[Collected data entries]
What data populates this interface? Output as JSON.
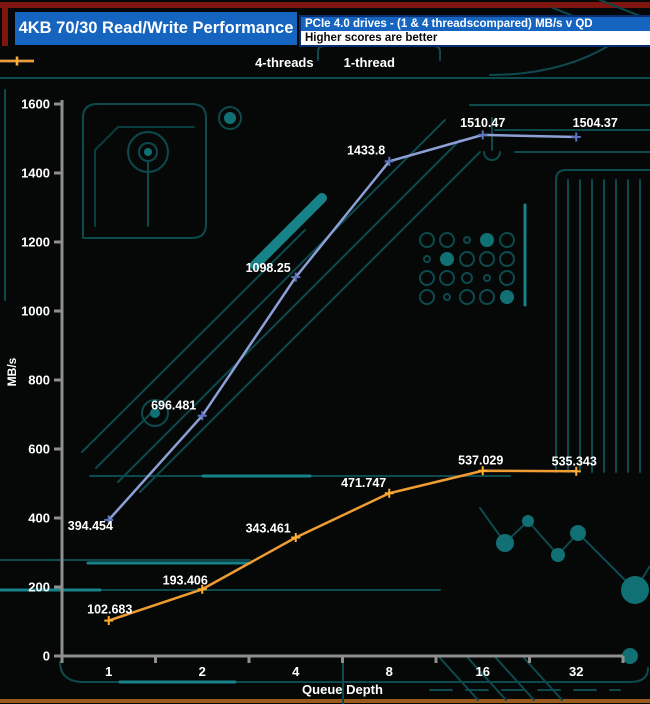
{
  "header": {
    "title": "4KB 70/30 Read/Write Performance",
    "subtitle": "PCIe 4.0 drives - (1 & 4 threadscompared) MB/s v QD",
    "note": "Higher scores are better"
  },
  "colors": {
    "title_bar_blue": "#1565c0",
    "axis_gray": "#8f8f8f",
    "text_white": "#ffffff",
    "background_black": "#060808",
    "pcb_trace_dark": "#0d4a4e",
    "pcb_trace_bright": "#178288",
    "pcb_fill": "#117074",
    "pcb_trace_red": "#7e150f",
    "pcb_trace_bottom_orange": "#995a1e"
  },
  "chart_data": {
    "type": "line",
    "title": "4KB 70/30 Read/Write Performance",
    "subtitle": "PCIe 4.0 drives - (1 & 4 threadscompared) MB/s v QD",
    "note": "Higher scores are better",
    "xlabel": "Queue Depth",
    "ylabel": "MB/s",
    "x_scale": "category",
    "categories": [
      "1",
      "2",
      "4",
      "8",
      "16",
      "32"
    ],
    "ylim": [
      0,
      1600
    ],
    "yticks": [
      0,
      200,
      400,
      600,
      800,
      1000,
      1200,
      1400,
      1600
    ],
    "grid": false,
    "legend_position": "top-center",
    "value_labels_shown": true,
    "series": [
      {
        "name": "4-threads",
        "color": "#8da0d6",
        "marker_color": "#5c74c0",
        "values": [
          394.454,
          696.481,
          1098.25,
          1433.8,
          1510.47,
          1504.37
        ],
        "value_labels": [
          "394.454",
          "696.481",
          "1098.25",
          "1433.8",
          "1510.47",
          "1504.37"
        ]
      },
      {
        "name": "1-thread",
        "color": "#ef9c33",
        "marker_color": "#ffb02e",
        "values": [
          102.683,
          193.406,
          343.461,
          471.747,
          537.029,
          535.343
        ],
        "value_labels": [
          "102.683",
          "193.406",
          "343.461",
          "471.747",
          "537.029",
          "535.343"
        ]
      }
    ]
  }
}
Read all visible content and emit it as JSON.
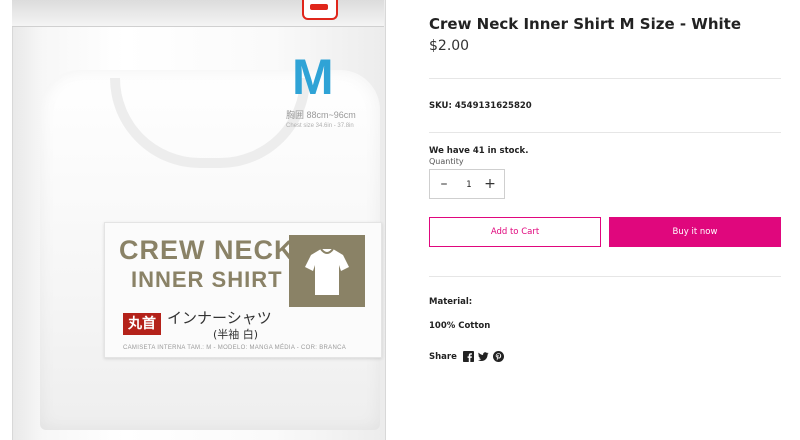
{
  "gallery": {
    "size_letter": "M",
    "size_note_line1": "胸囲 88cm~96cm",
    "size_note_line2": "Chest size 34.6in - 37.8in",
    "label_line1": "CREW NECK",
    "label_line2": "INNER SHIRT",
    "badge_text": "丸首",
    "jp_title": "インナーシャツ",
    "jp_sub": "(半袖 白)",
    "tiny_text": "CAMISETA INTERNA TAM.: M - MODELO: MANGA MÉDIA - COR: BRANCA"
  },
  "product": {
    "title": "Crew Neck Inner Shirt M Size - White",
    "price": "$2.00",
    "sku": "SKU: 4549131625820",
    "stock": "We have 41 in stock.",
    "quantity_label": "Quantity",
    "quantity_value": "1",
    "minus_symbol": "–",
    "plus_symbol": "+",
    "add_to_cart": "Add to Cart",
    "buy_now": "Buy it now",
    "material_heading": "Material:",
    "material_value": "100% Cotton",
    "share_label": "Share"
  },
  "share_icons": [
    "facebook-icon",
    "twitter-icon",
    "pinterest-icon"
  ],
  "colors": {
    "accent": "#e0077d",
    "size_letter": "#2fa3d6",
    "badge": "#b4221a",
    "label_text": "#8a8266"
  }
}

...

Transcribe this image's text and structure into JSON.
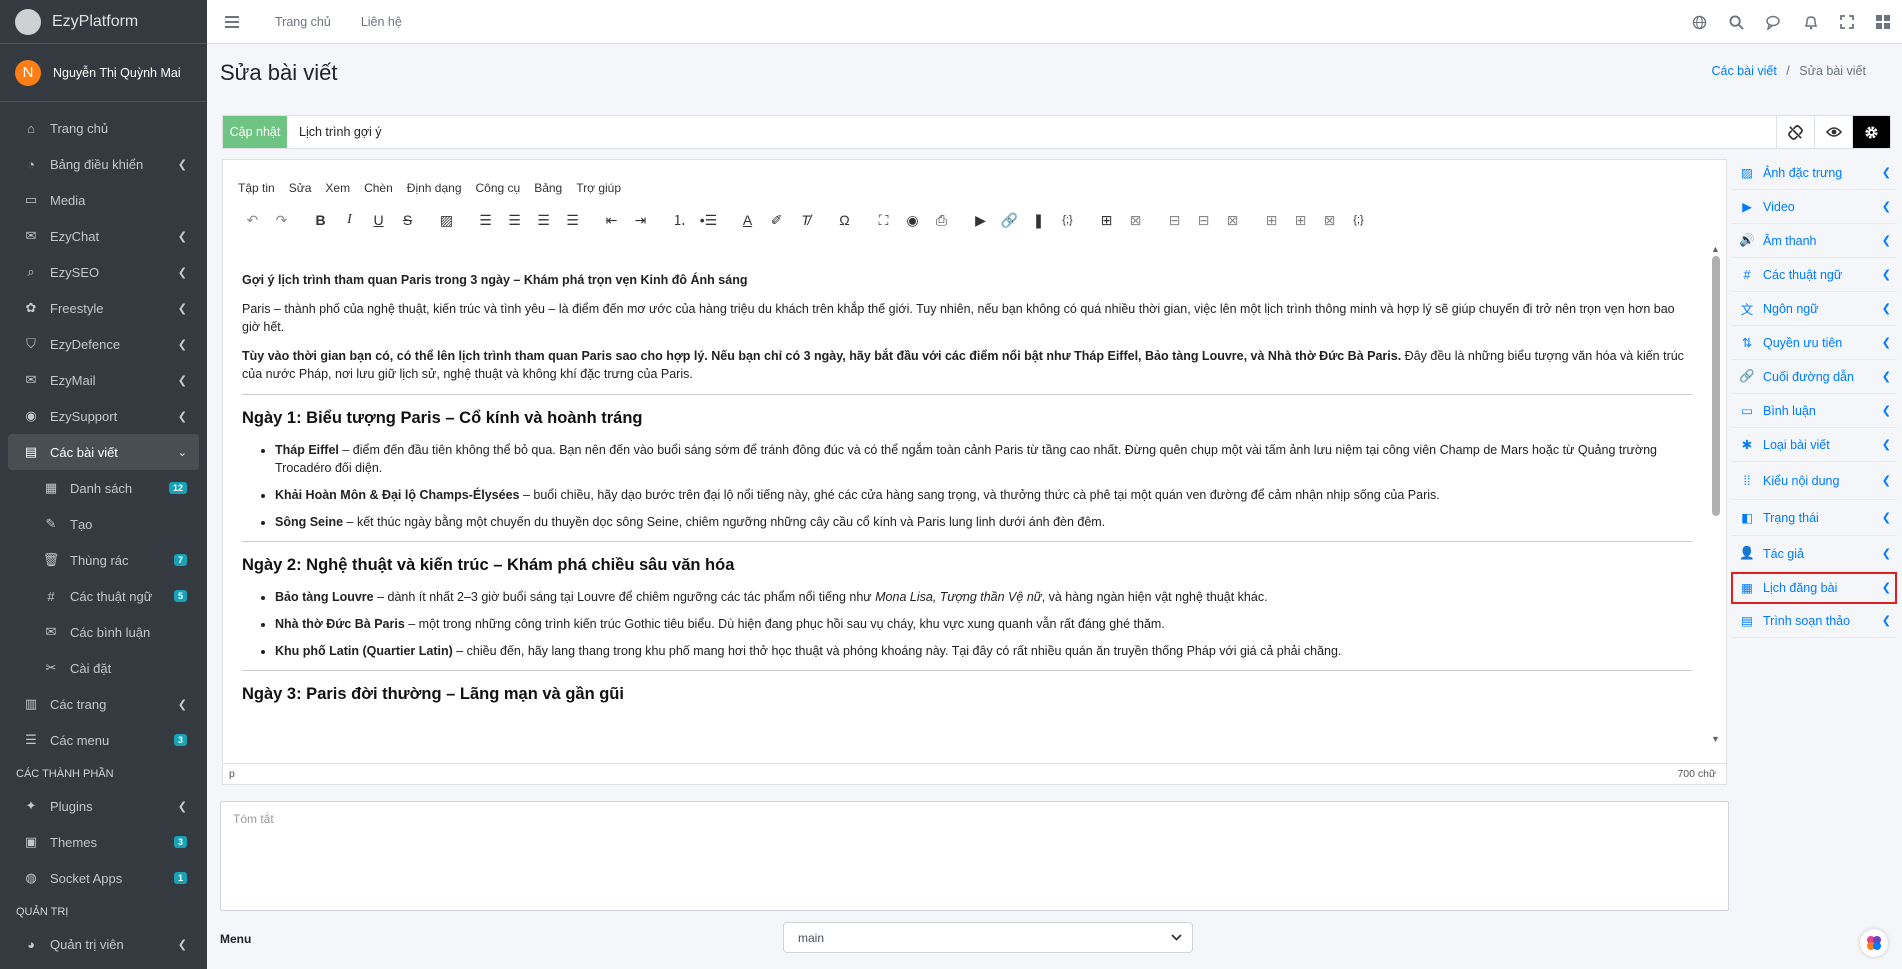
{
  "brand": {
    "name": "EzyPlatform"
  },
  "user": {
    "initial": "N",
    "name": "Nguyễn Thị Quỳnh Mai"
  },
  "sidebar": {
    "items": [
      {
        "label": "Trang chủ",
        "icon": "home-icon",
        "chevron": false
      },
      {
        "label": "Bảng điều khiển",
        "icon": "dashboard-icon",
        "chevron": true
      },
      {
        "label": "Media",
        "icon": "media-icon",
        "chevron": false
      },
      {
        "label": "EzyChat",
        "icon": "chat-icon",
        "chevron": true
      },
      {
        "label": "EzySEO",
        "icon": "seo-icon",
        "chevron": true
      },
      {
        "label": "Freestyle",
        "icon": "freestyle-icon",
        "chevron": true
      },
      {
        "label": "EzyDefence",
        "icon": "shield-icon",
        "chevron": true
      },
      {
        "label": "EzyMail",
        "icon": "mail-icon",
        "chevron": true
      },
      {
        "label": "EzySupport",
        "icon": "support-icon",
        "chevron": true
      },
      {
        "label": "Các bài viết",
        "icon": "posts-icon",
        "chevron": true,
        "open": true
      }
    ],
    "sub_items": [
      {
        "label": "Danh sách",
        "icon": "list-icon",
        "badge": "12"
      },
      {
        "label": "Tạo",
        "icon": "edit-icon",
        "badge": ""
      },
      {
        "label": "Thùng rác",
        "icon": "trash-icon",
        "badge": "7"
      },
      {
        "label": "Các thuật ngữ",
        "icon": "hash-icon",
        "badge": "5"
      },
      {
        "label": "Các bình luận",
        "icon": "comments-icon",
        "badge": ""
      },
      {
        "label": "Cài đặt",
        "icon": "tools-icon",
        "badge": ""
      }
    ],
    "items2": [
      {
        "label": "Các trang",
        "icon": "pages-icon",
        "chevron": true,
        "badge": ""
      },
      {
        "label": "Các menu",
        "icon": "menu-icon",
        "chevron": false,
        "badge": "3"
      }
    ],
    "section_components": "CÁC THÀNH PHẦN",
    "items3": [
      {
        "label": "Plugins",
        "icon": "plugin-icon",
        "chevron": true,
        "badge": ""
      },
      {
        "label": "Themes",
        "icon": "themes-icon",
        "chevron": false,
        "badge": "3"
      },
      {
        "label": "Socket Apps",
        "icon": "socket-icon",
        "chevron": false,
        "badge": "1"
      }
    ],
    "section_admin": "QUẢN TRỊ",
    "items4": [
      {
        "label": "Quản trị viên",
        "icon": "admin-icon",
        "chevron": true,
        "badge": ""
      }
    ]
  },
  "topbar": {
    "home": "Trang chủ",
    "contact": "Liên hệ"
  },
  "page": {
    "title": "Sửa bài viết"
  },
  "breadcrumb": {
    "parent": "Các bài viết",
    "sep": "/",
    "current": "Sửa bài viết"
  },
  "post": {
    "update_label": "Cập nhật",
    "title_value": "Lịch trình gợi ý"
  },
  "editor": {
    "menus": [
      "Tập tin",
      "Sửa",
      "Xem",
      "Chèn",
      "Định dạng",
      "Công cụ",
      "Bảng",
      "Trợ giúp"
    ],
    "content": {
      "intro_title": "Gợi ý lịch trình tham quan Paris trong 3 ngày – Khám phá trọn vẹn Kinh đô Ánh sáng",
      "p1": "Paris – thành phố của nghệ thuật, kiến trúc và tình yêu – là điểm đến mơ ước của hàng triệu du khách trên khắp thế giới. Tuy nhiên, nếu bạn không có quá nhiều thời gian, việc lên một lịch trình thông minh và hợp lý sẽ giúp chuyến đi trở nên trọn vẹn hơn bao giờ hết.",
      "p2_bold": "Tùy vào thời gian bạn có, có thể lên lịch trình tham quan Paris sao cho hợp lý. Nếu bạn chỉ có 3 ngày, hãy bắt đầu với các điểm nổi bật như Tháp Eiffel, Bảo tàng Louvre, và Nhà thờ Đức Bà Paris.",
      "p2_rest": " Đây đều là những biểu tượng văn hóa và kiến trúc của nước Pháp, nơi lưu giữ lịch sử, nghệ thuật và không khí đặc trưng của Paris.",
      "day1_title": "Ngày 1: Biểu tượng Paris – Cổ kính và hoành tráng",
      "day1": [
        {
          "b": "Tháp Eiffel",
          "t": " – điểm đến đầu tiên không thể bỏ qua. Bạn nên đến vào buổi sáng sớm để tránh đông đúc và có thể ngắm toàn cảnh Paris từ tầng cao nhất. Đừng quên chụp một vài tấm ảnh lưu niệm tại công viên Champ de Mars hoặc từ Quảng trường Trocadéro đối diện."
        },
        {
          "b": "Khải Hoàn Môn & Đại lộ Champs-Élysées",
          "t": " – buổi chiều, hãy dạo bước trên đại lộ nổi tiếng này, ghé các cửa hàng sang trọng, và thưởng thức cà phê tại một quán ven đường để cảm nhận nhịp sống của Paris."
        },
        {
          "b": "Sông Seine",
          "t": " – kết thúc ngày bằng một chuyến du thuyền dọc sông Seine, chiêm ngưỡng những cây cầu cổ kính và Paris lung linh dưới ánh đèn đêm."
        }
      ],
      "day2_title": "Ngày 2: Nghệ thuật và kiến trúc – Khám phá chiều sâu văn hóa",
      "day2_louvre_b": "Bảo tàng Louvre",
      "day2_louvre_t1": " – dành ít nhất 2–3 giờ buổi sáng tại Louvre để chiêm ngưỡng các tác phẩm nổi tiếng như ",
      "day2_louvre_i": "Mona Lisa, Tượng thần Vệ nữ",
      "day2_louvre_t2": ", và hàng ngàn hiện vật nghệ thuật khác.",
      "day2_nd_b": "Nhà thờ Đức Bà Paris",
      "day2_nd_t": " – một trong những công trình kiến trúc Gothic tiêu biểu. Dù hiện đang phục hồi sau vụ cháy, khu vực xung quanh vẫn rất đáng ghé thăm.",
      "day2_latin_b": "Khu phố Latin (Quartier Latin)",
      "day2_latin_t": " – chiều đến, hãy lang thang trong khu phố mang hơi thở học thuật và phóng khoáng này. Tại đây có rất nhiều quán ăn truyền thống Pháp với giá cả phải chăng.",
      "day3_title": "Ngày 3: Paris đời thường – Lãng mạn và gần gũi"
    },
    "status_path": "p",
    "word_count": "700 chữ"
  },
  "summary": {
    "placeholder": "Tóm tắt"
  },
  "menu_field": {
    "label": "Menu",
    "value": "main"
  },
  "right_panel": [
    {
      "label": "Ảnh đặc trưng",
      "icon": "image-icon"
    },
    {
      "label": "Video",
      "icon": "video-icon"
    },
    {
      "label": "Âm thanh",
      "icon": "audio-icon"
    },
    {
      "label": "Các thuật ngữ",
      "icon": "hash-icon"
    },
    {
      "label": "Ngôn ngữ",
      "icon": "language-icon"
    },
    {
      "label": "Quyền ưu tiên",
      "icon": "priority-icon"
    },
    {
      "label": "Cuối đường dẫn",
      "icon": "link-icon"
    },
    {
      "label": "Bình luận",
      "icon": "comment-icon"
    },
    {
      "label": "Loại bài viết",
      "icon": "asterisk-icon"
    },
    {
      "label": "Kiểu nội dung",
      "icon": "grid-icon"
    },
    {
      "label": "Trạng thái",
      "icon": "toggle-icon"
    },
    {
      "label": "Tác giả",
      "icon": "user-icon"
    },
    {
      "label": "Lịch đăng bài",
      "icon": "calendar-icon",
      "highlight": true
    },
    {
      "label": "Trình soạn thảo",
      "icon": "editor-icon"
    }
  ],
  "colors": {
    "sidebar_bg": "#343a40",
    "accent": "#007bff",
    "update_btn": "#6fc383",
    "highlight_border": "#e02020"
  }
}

PROBLEM REQUIREMENTS:
Point out every line holding the string "name" and copy it.

FINAL ANSWER:
        "name": "4-threads",
        "name": "1-thread",
    "name": "EzyPlatform"
    "name": "Nguyễn Thị Quỳnh Mai"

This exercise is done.